WHAT IS EXPECTED: Output the full listing word for word.

AVAILABLE DATA:
^^^^^^^^

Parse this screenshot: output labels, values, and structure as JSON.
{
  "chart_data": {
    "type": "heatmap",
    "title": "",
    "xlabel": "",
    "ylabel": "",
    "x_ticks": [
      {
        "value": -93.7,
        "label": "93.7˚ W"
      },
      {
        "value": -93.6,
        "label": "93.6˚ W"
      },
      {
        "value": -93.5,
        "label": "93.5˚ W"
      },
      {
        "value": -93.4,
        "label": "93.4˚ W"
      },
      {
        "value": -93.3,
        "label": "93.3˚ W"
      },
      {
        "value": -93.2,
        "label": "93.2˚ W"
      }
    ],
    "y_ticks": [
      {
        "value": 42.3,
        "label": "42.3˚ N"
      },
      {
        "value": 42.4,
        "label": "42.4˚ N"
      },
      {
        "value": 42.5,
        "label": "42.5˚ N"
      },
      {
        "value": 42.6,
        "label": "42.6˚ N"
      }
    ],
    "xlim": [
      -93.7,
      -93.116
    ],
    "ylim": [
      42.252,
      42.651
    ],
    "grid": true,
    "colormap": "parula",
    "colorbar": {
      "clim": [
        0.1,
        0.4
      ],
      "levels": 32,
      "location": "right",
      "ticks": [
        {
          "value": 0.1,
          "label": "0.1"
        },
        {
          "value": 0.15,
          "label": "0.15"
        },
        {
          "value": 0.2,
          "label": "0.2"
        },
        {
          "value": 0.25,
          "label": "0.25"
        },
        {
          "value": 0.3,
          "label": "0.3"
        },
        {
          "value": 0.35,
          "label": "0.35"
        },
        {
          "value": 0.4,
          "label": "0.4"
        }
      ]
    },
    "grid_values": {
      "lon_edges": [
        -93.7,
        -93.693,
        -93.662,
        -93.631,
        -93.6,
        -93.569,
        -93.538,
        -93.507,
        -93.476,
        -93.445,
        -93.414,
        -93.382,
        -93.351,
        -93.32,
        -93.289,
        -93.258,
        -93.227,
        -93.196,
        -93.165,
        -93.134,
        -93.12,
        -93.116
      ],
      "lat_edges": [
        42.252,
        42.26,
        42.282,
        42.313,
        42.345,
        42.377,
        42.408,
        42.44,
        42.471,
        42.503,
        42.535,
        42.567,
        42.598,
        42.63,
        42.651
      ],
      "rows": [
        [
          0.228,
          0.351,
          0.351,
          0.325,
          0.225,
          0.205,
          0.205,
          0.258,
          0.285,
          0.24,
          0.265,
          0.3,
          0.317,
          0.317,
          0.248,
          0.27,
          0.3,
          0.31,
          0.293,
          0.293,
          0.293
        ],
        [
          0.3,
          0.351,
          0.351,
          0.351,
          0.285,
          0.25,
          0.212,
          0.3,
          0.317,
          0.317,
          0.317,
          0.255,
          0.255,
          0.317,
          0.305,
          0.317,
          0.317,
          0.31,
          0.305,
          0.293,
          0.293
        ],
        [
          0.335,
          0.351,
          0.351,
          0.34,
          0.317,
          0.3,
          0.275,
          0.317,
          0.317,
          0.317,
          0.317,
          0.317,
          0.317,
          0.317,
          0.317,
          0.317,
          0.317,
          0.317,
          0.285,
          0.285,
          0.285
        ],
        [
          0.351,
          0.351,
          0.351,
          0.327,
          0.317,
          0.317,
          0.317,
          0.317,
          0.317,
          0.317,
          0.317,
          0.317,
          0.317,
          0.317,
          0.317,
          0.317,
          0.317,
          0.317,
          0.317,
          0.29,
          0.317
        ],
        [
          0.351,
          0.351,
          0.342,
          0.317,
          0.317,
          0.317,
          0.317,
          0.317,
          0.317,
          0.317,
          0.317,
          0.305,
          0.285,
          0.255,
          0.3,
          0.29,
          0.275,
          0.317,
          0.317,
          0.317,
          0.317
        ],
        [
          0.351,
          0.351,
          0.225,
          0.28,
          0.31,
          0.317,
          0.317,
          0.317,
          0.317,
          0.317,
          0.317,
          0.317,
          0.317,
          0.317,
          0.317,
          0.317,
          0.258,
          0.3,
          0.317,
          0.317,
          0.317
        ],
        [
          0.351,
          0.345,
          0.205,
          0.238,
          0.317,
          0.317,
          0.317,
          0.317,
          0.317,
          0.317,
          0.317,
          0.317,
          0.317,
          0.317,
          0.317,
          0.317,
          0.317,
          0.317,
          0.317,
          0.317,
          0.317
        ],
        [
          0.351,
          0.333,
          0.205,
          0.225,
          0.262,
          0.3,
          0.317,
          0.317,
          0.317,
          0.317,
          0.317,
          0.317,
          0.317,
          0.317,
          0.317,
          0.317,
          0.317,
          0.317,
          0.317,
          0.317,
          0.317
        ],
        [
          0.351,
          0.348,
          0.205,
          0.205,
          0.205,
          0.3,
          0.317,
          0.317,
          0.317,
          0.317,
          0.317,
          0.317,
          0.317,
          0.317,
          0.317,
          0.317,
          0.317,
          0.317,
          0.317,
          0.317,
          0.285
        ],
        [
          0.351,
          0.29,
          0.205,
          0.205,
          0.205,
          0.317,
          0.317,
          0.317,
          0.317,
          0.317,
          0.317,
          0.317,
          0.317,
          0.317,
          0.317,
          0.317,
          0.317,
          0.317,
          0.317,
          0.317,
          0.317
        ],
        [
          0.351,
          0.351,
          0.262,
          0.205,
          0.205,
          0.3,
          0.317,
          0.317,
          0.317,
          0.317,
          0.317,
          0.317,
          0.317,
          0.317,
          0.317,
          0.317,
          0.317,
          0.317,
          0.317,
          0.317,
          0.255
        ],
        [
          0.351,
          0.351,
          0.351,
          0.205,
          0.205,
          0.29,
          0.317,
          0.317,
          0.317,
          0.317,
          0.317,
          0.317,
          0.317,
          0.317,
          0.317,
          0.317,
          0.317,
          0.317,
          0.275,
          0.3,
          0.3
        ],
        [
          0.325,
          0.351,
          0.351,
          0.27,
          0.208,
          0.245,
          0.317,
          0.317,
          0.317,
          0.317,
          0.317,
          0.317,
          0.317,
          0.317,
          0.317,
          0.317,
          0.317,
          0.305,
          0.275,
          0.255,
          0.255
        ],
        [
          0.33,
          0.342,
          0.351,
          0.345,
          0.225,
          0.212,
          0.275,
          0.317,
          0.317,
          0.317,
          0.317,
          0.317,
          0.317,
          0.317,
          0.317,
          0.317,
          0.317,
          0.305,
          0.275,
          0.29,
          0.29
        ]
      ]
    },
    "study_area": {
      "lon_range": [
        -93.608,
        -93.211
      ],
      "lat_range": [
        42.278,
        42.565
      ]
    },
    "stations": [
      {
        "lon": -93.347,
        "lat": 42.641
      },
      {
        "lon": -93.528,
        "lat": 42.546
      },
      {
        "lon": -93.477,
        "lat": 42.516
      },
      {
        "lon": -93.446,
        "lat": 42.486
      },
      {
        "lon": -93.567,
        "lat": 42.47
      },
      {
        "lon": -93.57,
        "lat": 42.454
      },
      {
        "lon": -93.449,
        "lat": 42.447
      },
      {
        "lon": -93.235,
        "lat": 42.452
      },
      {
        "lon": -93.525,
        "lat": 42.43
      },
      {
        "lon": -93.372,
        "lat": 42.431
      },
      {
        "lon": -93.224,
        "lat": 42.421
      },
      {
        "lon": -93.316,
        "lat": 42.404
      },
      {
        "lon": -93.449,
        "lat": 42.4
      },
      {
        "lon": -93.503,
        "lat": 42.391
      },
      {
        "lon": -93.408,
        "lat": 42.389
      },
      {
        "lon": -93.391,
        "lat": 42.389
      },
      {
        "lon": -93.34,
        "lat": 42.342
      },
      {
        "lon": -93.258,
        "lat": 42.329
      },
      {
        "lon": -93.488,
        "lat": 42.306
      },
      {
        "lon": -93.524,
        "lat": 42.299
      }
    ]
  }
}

^^^^^^^^

EXERCISE OUTPUT:
Parse this screenshot: output labels, values, and structure as JSON.
{
  "chart_data": {
    "type": "heatmap",
    "title": "",
    "xlabel": "",
    "ylabel": "",
    "x_ticks": [
      {
        "value": -93.7,
        "label": "93.7˚ W"
      },
      {
        "value": -93.6,
        "label": "93.6˚ W"
      },
      {
        "value": -93.5,
        "label": "93.5˚ W"
      },
      {
        "value": -93.4,
        "label": "93.4˚ W"
      },
      {
        "value": -93.3,
        "label": "93.3˚ W"
      },
      {
        "value": -93.2,
        "label": "93.2˚ W"
      }
    ],
    "y_ticks": [
      {
        "value": 42.3,
        "label": "42.3˚ N"
      },
      {
        "value": 42.4,
        "label": "42.4˚ N"
      },
      {
        "value": 42.5,
        "label": "42.5˚ N"
      },
      {
        "value": 42.6,
        "label": "42.6˚ N"
      }
    ],
    "xlim": [
      -93.7,
      -93.116
    ],
    "ylim": [
      42.252,
      42.651
    ],
    "grid": true,
    "colormap": "parula",
    "colorbar": {
      "clim": [
        0.1,
        0.4
      ],
      "levels": 32,
      "location": "right",
      "ticks": [
        {
          "value": 0.1,
          "label": "0.1"
        },
        {
          "value": 0.15,
          "label": "0.15"
        },
        {
          "value": 0.2,
          "label": "0.2"
        },
        {
          "value": 0.25,
          "label": "0.25"
        },
        {
          "value": 0.3,
          "label": "0.3"
        },
        {
          "value": 0.35,
          "label": "0.35"
        },
        {
          "value": 0.4,
          "label": "0.4"
        }
      ]
    },
    "grid_values": {
      "lon_edges": [
        -93.7,
        -93.693,
        -93.662,
        -93.631,
        -93.6,
        -93.569,
        -93.538,
        -93.507,
        -93.476,
        -93.445,
        -93.414,
        -93.382,
        -93.351,
        -93.32,
        -93.289,
        -93.258,
        -93.227,
        -93.196,
        -93.165,
        -93.134,
        -93.12,
        -93.116
      ],
      "lat_edges": [
        42.252,
        42.26,
        42.282,
        42.313,
        42.345,
        42.377,
        42.408,
        42.44,
        42.471,
        42.503,
        42.535,
        42.567,
        42.598,
        42.63,
        42.651
      ],
      "rows": [
        [
          0.228,
          0.351,
          0.351,
          0.325,
          0.225,
          0.205,
          0.205,
          0.258,
          0.285,
          0.24,
          0.265,
          0.3,
          0.317,
          0.317,
          0.248,
          0.27,
          0.3,
          0.31,
          0.293,
          0.293,
          0.293
        ],
        [
          0.3,
          0.351,
          0.351,
          0.351,
          0.285,
          0.25,
          0.212,
          0.3,
          0.317,
          0.317,
          0.317,
          0.255,
          0.255,
          0.317,
          0.305,
          0.317,
          0.317,
          0.31,
          0.305,
          0.293,
          0.293
        ],
        [
          0.335,
          0.351,
          0.351,
          0.34,
          0.317,
          0.3,
          0.275,
          0.317,
          0.317,
          0.317,
          0.317,
          0.317,
          0.317,
          0.317,
          0.317,
          0.317,
          0.317,
          0.317,
          0.285,
          0.285,
          0.285
        ],
        [
          0.351,
          0.351,
          0.351,
          0.327,
          0.317,
          0.317,
          0.317,
          0.317,
          0.317,
          0.317,
          0.317,
          0.317,
          0.317,
          0.317,
          0.317,
          0.317,
          0.317,
          0.317,
          0.317,
          0.29,
          0.317
        ],
        [
          0.351,
          0.351,
          0.342,
          0.317,
          0.317,
          0.317,
          0.317,
          0.317,
          0.317,
          0.317,
          0.317,
          0.305,
          0.285,
          0.255,
          0.3,
          0.29,
          0.275,
          0.317,
          0.317,
          0.317,
          0.317
        ],
        [
          0.351,
          0.351,
          0.225,
          0.28,
          0.31,
          0.317,
          0.317,
          0.317,
          0.317,
          0.317,
          0.317,
          0.317,
          0.317,
          0.317,
          0.317,
          0.317,
          0.258,
          0.3,
          0.317,
          0.317,
          0.317
        ],
        [
          0.351,
          0.345,
          0.205,
          0.238,
          0.317,
          0.317,
          0.317,
          0.317,
          0.317,
          0.317,
          0.317,
          0.317,
          0.317,
          0.317,
          0.317,
          0.317,
          0.317,
          0.317,
          0.317,
          0.317,
          0.317
        ],
        [
          0.351,
          0.333,
          0.205,
          0.225,
          0.262,
          0.3,
          0.317,
          0.317,
          0.317,
          0.317,
          0.317,
          0.317,
          0.317,
          0.317,
          0.317,
          0.317,
          0.317,
          0.317,
          0.317,
          0.317,
          0.317
        ],
        [
          0.351,
          0.348,
          0.205,
          0.205,
          0.205,
          0.3,
          0.317,
          0.317,
          0.317,
          0.317,
          0.317,
          0.317,
          0.317,
          0.317,
          0.317,
          0.317,
          0.317,
          0.317,
          0.317,
          0.317,
          0.285
        ],
        [
          0.351,
          0.29,
          0.205,
          0.205,
          0.205,
          0.317,
          0.317,
          0.317,
          0.317,
          0.317,
          0.317,
          0.317,
          0.317,
          0.317,
          0.317,
          0.317,
          0.317,
          0.317,
          0.317,
          0.317,
          0.317
        ],
        [
          0.351,
          0.351,
          0.262,
          0.205,
          0.205,
          0.3,
          0.317,
          0.317,
          0.317,
          0.317,
          0.317,
          0.317,
          0.317,
          0.317,
          0.317,
          0.317,
          0.317,
          0.317,
          0.317,
          0.317,
          0.255
        ],
        [
          0.351,
          0.351,
          0.351,
          0.205,
          0.205,
          0.29,
          0.317,
          0.317,
          0.317,
          0.317,
          0.317,
          0.317,
          0.317,
          0.317,
          0.317,
          0.317,
          0.317,
          0.317,
          0.275,
          0.3,
          0.3
        ],
        [
          0.325,
          0.351,
          0.351,
          0.27,
          0.208,
          0.245,
          0.317,
          0.317,
          0.317,
          0.317,
          0.317,
          0.317,
          0.317,
          0.317,
          0.317,
          0.317,
          0.317,
          0.305,
          0.275,
          0.255,
          0.255
        ],
        [
          0.33,
          0.342,
          0.351,
          0.345,
          0.225,
          0.212,
          0.275,
          0.317,
          0.317,
          0.317,
          0.317,
          0.317,
          0.317,
          0.317,
          0.317,
          0.317,
          0.317,
          0.305,
          0.275,
          0.29,
          0.29
        ]
      ]
    },
    "study_area": {
      "lon_range": [
        -93.608,
        -93.211
      ],
      "lat_range": [
        42.278,
        42.565
      ]
    },
    "stations": [
      {
        "lon": -93.347,
        "lat": 42.641
      },
      {
        "lon": -93.528,
        "lat": 42.546
      },
      {
        "lon": -93.477,
        "lat": 42.516
      },
      {
        "lon": -93.446,
        "lat": 42.486
      },
      {
        "lon": -93.567,
        "lat": 42.47
      },
      {
        "lon": -93.57,
        "lat": 42.454
      },
      {
        "lon": -93.449,
        "lat": 42.447
      },
      {
        "lon": -93.235,
        "lat": 42.452
      },
      {
        "lon": -93.525,
        "lat": 42.43
      },
      {
        "lon": -93.372,
        "lat": 42.431
      },
      {
        "lon": -93.224,
        "lat": 42.421
      },
      {
        "lon": -93.316,
        "lat": 42.404
      },
      {
        "lon": -93.449,
        "lat": 42.4
      },
      {
        "lon": -93.503,
        "lat": 42.391
      },
      {
        "lon": -93.408,
        "lat": 42.389
      },
      {
        "lon": -93.391,
        "lat": 42.389
      },
      {
        "lon": -93.34,
        "lat": 42.342
      },
      {
        "lon": -93.258,
        "lat": 42.329
      },
      {
        "lon": -93.488,
        "lat": 42.306
      },
      {
        "lon": -93.524,
        "lat": 42.299
      }
    ]
  }
}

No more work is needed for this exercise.